:: Directions for this task ::
Set down the listing below line for line, with no change to any character.

:: Extracted information ::
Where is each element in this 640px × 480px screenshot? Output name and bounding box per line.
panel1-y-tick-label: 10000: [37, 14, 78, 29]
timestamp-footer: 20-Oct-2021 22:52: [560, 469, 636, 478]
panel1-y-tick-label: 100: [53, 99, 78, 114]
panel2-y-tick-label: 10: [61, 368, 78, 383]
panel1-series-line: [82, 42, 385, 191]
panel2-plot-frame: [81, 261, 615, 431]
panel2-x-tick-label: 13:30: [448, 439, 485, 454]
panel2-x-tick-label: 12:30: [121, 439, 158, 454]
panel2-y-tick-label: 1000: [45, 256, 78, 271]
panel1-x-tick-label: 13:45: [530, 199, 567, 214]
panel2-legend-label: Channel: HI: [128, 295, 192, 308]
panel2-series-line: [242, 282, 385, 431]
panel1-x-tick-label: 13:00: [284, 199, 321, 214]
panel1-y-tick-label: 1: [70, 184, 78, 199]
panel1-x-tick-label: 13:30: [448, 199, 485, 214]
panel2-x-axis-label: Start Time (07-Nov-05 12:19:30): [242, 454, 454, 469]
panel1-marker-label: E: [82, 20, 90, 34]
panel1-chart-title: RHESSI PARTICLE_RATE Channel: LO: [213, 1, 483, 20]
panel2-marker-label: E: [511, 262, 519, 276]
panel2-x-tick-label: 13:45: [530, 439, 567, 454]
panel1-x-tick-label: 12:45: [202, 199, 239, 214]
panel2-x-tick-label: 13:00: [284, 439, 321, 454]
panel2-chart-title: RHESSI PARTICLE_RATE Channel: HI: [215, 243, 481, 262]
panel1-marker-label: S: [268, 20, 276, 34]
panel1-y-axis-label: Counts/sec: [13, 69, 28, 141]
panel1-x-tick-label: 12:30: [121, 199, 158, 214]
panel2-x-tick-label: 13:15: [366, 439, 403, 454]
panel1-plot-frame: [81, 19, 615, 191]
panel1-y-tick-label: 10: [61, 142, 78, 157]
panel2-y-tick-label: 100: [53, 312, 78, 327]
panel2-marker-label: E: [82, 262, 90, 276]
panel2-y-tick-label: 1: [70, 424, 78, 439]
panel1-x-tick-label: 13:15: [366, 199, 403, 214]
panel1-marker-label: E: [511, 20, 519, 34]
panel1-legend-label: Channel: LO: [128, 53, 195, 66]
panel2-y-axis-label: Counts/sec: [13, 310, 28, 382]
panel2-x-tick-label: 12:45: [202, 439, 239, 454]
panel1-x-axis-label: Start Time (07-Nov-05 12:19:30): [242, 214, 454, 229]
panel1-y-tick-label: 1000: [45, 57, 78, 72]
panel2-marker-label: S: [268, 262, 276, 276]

:: Final result ::
Where is each element in this 640px × 480px screenshot? Output name and bounding box per line.
panel1-y-tick-label: 10000: [37, 14, 78, 29]
timestamp-footer: 20-Oct-2021 22:52: [560, 469, 636, 478]
panel1-y-tick-label: 100: [53, 99, 78, 114]
panel2-y-tick-label: 10: [61, 368, 78, 383]
panel1-series-line: [82, 42, 385, 191]
panel2-plot-frame: [81, 261, 615, 431]
panel2-x-tick-label: 13:30: [448, 439, 485, 454]
panel2-x-tick-label: 12:30: [121, 439, 158, 454]
panel2-y-tick-label: 1000: [45, 256, 78, 271]
panel1-x-tick-label: 13:45: [530, 199, 567, 214]
panel2-legend-label: Channel: HI: [128, 295, 192, 308]
panel2-series-line: [242, 282, 385, 431]
panel1-x-tick-label: 13:00: [284, 199, 321, 214]
panel1-y-tick-label: 1: [70, 184, 78, 199]
panel1-x-tick-label: 13:30: [448, 199, 485, 214]
panel2-x-axis-label: Start Time (07-Nov-05 12:19:30): [242, 454, 454, 469]
panel1-marker-label: E: [82, 20, 90, 34]
panel1-chart-title: RHESSI PARTICLE_RATE Channel: LO: [213, 1, 483, 20]
panel2-marker-label: E: [511, 262, 519, 276]
panel2-x-tick-label: 13:45: [530, 439, 567, 454]
panel1-x-tick-label: 12:45: [202, 199, 239, 214]
panel2-x-tick-label: 13:00: [284, 439, 321, 454]
panel2-chart-title: RHESSI PARTICLE_RATE Channel: HI: [215, 243, 481, 262]
panel1-marker-label: S: [268, 20, 276, 34]
panel1-y-axis-label: Counts/sec: [13, 69, 28, 141]
panel1-x-tick-label: 12:30: [121, 199, 158, 214]
panel2-x-tick-label: 13:15: [366, 439, 403, 454]
panel1-plot-frame: [81, 19, 615, 191]
panel1-y-tick-label: 10: [61, 142, 78, 157]
panel2-y-tick-label: 100: [53, 312, 78, 327]
panel2-marker-label: E: [82, 262, 90, 276]
panel2-y-tick-label: 1: [70, 424, 78, 439]
panel1-x-tick-label: 13:15: [366, 199, 403, 214]
panel1-marker-label: E: [511, 20, 519, 34]
panel1-legend-label: Channel: LO: [128, 53, 195, 66]
panel2-y-axis-label: Counts/sec: [13, 310, 28, 382]
panel2-x-tick-label: 12:45: [202, 439, 239, 454]
panel1-x-axis-label: Start Time (07-Nov-05 12:19:30): [242, 214, 454, 229]
panel1-y-tick-label: 1000: [45, 57, 78, 72]
panel2-marker-label: S: [268, 262, 276, 276]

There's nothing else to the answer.